Work to do >> Below are records. Copy every line with "grand" in it.

Data provided >>
^^^^
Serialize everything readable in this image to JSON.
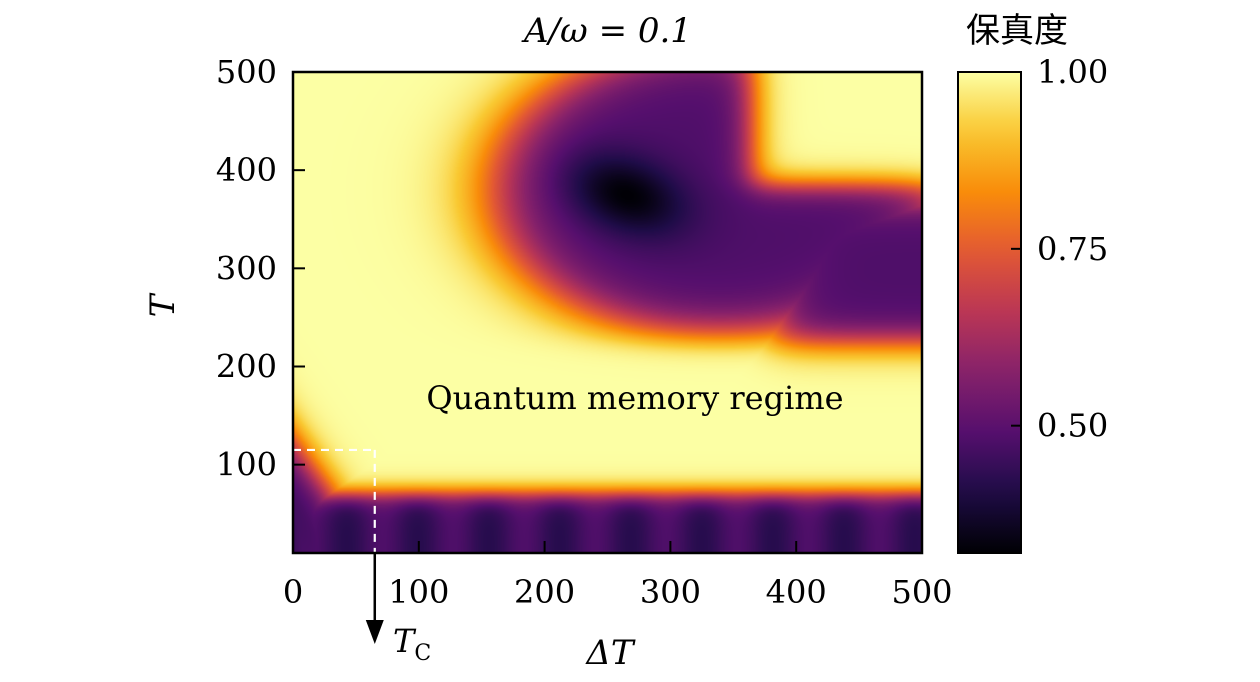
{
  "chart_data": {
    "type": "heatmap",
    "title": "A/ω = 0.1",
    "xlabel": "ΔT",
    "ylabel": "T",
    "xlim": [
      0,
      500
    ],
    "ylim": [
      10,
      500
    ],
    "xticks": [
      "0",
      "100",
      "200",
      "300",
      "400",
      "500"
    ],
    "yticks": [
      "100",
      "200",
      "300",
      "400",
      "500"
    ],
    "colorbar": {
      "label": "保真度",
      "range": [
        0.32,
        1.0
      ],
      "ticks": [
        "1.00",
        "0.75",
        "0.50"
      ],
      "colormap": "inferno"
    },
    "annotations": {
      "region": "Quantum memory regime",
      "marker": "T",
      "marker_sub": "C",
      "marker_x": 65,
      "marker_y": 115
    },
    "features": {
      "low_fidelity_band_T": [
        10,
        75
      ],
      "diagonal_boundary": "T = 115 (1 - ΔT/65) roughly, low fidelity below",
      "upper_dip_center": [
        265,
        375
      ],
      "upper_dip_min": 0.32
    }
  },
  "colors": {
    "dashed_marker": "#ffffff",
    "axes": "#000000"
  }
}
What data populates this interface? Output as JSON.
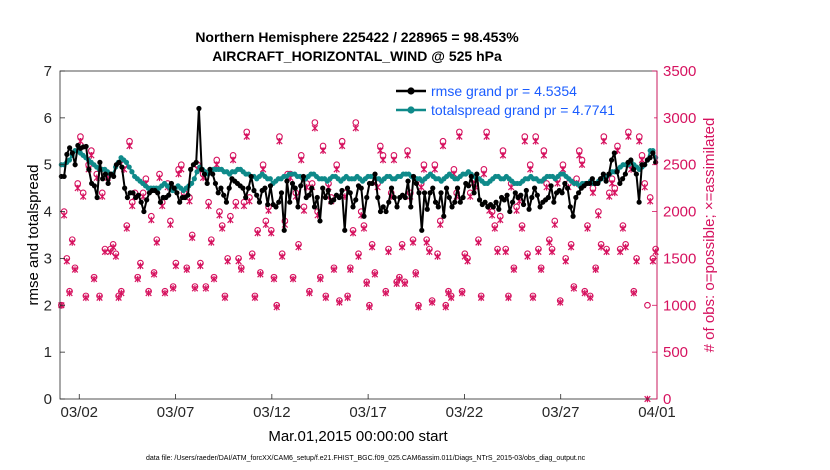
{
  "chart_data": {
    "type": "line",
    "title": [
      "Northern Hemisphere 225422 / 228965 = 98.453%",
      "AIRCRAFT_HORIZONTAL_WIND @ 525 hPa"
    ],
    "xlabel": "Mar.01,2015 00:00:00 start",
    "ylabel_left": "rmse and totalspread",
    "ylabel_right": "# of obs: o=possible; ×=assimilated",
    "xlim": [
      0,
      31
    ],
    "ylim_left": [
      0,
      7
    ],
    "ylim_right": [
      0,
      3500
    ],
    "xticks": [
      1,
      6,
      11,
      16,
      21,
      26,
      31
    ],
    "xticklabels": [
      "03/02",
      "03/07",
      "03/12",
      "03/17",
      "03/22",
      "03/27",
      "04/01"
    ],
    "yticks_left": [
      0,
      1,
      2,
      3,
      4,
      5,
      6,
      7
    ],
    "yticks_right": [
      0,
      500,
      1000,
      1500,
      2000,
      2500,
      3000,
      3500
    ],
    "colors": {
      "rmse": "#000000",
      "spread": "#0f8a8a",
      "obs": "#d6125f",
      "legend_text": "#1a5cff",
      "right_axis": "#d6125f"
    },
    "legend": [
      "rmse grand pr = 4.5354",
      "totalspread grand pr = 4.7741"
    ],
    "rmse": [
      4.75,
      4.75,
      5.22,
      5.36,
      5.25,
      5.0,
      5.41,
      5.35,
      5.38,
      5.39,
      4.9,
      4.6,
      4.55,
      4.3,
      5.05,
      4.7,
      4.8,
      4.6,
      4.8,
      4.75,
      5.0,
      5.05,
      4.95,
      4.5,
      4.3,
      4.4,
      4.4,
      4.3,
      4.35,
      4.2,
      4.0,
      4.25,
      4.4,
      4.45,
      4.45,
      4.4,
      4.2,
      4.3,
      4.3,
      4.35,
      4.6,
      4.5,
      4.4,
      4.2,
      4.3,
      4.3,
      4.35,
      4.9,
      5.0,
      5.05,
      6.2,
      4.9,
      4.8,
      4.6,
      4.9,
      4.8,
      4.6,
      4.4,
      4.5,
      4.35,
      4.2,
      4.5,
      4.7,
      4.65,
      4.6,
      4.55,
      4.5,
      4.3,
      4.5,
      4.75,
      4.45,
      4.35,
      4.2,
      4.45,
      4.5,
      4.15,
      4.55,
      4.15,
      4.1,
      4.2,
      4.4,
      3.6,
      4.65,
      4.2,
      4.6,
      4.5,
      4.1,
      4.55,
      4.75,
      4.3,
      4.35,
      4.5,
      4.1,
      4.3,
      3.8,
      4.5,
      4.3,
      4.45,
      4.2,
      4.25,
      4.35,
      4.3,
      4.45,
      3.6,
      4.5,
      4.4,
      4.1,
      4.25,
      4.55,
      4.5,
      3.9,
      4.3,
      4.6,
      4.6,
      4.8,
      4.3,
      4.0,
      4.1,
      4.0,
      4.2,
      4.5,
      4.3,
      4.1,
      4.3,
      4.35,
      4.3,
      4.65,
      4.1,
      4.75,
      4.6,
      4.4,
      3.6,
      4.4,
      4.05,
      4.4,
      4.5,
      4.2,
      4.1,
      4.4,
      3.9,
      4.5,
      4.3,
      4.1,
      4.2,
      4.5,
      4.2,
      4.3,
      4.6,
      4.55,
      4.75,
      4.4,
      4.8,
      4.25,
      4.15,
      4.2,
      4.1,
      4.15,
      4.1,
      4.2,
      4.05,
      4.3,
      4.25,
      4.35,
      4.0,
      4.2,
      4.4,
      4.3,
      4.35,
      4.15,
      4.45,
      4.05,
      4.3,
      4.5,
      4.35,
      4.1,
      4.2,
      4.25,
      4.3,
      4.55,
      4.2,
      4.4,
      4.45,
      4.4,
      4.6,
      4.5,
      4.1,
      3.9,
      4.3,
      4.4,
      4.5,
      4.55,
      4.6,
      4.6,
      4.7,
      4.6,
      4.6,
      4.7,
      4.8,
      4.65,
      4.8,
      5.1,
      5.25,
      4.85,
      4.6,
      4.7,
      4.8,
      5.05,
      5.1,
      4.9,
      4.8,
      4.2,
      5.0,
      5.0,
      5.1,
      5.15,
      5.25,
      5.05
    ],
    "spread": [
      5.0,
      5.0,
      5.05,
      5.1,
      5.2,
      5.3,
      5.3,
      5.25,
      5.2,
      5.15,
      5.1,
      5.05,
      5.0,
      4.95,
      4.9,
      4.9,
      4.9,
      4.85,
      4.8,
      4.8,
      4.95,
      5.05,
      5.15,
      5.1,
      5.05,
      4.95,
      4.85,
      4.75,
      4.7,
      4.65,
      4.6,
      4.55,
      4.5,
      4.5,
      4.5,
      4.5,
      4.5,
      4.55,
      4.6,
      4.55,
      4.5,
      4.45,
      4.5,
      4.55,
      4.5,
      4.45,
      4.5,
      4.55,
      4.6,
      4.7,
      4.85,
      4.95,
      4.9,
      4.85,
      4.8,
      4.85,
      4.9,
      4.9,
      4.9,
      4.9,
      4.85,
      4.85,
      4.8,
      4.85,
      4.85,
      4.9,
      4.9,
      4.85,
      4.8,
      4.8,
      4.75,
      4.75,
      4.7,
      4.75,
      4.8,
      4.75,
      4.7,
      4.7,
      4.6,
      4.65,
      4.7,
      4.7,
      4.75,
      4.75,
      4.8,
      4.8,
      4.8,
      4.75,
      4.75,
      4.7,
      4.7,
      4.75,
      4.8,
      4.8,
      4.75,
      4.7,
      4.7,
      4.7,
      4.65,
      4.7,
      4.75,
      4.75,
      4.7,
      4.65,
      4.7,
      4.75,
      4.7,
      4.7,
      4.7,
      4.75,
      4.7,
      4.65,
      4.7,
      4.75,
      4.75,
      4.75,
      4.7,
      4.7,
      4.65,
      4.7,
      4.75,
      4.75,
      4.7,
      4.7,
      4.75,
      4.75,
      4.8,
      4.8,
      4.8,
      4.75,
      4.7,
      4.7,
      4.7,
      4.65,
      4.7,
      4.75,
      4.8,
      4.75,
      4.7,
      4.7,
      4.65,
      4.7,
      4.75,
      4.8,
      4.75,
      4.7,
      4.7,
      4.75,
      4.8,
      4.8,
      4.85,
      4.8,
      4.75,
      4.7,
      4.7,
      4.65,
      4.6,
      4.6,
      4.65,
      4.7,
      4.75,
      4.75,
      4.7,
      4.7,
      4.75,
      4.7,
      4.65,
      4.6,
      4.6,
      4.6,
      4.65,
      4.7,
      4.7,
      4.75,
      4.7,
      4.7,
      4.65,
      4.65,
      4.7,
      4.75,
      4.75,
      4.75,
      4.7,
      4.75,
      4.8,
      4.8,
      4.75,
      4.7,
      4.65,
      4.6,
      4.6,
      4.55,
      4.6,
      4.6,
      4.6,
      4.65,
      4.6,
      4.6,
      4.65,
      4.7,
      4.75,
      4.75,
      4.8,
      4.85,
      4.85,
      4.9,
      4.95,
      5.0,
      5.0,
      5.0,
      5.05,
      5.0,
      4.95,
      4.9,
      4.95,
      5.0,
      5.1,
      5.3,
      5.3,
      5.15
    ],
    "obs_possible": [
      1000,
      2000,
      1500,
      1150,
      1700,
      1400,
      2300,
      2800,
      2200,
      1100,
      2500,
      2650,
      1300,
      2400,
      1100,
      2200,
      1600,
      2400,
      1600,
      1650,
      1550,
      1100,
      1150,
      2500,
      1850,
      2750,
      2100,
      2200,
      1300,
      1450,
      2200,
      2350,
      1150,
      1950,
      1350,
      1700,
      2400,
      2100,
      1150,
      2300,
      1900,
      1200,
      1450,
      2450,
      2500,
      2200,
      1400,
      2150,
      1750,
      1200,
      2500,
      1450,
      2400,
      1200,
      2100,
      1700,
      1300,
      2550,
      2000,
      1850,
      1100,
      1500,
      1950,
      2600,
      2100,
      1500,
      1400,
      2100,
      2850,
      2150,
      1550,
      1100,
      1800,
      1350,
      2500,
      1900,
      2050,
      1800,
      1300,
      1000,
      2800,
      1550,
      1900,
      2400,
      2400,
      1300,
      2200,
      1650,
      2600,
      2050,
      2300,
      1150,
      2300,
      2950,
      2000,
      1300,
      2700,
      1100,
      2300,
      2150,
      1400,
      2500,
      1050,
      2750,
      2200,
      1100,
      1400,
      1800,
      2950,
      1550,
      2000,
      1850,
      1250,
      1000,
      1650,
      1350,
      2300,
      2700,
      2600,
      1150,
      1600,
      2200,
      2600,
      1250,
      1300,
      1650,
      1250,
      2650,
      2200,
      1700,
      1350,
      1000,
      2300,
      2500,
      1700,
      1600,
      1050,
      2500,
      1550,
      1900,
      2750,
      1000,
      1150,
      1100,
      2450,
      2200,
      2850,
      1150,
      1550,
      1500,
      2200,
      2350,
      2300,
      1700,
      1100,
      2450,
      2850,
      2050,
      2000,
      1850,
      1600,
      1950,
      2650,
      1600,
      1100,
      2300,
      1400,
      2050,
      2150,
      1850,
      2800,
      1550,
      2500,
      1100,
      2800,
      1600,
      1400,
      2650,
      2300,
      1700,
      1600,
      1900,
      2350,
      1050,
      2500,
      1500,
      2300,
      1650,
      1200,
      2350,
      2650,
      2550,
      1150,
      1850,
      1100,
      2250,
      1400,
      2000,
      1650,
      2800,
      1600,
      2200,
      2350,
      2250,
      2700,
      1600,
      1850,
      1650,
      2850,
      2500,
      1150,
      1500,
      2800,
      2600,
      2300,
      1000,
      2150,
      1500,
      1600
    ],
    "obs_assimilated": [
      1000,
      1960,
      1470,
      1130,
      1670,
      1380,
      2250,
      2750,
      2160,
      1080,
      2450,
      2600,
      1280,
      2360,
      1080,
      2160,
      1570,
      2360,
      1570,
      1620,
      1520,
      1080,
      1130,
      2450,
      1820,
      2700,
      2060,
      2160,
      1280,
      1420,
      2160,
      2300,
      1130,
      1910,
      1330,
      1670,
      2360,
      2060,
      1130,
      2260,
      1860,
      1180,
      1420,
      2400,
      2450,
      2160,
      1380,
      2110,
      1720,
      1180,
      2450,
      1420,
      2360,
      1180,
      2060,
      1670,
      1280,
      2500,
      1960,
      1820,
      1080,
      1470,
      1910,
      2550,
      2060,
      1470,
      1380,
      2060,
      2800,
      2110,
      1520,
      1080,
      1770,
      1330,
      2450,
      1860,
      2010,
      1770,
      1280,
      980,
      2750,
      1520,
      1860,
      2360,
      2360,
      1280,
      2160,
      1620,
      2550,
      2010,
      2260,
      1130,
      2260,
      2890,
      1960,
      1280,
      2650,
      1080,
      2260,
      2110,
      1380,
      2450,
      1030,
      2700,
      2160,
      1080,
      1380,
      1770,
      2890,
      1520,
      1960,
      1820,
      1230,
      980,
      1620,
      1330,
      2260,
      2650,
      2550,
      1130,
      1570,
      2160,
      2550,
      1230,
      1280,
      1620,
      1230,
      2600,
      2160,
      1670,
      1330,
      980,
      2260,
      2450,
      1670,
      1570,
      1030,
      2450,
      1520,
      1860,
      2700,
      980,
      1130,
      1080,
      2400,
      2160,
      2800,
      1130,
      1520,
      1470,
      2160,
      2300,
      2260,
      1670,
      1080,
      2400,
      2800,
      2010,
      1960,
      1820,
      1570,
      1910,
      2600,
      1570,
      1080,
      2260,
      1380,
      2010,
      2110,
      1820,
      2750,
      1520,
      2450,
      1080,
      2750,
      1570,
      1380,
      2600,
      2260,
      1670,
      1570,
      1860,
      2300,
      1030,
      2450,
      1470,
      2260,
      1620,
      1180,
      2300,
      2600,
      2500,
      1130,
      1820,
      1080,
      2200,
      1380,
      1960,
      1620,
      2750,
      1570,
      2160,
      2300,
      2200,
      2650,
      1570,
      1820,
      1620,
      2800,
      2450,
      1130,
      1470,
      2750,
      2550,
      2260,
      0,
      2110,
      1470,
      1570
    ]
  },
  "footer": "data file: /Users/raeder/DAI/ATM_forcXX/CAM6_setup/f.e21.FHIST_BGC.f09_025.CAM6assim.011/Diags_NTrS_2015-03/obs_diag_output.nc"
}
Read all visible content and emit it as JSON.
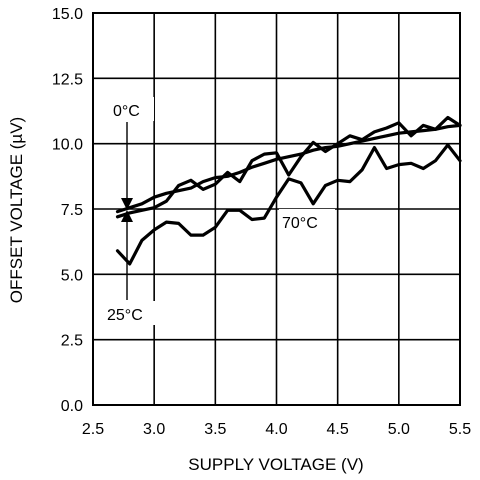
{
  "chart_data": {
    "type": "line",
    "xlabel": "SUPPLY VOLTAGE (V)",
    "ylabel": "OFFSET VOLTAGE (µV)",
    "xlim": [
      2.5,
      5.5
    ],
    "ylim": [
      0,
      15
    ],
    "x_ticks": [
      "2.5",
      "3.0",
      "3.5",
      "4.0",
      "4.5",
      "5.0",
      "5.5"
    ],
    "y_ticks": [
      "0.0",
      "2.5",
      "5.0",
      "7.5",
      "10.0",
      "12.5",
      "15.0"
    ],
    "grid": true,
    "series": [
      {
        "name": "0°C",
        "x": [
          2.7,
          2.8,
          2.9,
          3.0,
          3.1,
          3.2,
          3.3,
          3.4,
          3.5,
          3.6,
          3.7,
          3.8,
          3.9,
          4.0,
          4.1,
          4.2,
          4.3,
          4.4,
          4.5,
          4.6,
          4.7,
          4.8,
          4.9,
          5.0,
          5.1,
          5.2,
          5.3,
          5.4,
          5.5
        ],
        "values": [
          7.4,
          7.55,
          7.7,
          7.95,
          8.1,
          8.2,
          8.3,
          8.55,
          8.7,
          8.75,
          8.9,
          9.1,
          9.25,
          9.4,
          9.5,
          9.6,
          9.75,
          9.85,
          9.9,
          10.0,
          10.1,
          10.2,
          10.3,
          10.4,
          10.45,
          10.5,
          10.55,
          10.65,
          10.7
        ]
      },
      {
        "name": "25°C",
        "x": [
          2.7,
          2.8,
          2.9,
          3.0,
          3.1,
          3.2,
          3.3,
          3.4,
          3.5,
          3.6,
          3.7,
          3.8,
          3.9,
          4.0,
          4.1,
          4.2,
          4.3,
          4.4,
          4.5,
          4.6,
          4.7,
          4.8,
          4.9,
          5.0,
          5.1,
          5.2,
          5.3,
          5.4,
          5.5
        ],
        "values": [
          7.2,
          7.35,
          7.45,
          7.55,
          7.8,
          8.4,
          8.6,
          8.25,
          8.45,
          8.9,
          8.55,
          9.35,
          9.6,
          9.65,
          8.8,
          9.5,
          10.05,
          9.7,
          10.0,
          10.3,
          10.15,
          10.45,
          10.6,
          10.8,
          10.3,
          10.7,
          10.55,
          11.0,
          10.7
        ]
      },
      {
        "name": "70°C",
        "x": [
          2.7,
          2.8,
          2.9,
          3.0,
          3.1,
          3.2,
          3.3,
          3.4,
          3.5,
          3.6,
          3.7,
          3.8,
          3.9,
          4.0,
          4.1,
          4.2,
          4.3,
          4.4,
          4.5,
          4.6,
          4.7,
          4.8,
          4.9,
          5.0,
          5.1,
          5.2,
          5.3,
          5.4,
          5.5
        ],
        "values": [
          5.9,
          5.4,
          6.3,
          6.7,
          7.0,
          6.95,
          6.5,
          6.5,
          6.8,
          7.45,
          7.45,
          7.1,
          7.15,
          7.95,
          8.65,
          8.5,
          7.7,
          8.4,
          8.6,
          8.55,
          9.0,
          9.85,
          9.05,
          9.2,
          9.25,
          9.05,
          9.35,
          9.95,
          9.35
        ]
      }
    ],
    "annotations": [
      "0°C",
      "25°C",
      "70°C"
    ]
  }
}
^^^^
Output of the task >>
      "rmse grand pr = 4.5354",
      "totalspread grand pr = 4.7741"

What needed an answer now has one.